> [PROBLEM DESCRIPTION]: Identify, in the records below, every line where the string "this" appears, and copy each such line.

> [Source records]:
──────────

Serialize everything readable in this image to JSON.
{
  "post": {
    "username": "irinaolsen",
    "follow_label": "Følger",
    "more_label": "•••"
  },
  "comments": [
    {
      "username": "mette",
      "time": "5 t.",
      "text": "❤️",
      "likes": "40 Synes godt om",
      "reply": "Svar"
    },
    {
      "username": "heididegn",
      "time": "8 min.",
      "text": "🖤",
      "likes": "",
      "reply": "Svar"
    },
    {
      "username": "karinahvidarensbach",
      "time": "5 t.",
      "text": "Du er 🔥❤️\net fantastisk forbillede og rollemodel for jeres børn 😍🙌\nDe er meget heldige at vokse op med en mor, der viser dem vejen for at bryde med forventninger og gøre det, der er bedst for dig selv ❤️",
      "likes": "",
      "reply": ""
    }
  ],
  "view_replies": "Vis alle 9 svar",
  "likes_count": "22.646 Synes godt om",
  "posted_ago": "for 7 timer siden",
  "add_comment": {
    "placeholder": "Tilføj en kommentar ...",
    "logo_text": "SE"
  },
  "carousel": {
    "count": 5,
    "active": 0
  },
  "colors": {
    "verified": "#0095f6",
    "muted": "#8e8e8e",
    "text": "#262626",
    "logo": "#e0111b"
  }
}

──────────

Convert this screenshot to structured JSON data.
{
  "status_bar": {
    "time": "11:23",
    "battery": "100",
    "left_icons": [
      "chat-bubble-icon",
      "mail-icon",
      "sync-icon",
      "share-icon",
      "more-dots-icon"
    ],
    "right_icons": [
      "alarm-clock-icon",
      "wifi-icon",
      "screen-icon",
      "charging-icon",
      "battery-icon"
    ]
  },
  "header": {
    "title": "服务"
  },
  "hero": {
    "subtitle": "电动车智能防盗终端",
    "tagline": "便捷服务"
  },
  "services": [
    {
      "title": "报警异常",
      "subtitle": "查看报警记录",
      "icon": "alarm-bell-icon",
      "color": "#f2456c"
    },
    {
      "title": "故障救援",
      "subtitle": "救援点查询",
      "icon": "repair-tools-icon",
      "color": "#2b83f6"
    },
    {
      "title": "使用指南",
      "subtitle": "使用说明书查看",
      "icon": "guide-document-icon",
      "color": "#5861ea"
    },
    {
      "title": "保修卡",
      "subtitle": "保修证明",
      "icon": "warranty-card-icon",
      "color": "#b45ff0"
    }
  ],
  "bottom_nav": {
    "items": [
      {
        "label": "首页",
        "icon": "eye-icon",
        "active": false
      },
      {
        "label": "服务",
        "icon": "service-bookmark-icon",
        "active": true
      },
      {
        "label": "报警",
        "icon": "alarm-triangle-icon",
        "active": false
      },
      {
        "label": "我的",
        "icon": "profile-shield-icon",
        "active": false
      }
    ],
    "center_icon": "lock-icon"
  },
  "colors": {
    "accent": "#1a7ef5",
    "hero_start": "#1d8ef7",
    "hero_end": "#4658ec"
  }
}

──────────

> [WRITTEN REPLY]:
Serialize everything readable in this image to JSON.
Convert this screenshot to structured JSON data.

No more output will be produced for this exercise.